# DESCRIPTION OF THE TASK:
Locate all lines in the data below that hold "sailing" and show them.

-------------------------

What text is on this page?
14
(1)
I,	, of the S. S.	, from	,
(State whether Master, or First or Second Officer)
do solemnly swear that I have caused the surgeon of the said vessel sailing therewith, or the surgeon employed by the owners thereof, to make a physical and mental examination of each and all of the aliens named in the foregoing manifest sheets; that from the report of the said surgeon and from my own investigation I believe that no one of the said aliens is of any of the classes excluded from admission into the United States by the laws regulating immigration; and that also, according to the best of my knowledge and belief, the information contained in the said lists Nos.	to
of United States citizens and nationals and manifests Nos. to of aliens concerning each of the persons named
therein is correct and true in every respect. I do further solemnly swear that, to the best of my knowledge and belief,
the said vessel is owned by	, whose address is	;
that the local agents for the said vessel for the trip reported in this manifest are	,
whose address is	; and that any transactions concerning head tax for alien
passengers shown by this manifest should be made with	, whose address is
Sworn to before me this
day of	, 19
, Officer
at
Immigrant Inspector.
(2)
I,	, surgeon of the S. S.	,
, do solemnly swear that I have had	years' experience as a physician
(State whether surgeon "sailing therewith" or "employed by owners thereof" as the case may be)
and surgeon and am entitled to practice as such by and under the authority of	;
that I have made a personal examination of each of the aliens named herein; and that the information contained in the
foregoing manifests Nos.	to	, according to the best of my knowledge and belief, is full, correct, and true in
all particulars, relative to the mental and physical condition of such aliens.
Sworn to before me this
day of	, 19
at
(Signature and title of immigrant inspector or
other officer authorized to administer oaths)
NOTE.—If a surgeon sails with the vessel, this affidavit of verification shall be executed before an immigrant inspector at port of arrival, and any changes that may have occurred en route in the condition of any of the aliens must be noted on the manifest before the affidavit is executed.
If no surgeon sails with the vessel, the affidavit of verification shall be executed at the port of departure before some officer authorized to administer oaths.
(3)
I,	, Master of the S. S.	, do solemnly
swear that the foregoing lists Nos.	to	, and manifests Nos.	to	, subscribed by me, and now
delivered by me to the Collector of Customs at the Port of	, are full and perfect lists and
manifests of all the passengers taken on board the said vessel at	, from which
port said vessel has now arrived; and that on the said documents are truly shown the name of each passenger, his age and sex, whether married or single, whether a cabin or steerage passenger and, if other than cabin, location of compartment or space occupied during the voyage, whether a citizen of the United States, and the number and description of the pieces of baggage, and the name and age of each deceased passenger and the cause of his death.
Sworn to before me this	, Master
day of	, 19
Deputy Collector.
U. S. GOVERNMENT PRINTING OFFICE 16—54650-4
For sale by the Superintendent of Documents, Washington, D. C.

-------------------------

# SOLUTION TO THE PROBLEM:
do solemnly swear that I have caused the surgeon of the said vessel sailing therewith, or the surgeon employed by the owners thereof, to make a physical and mental examination of each and all of the aliens named in the foregoing manifest sheets; that from the report of the said surgeon and from my own investigation I believe that no one of the said aliens is of any of the classes excluded from admission into the United States by the laws regulating immigration; and that also, according to the best of my knowledge and belief, the information contained in the said lists Nos.	to
(State whether surgeon "sailing therewith" or "employed by owners thereof" as the case may be)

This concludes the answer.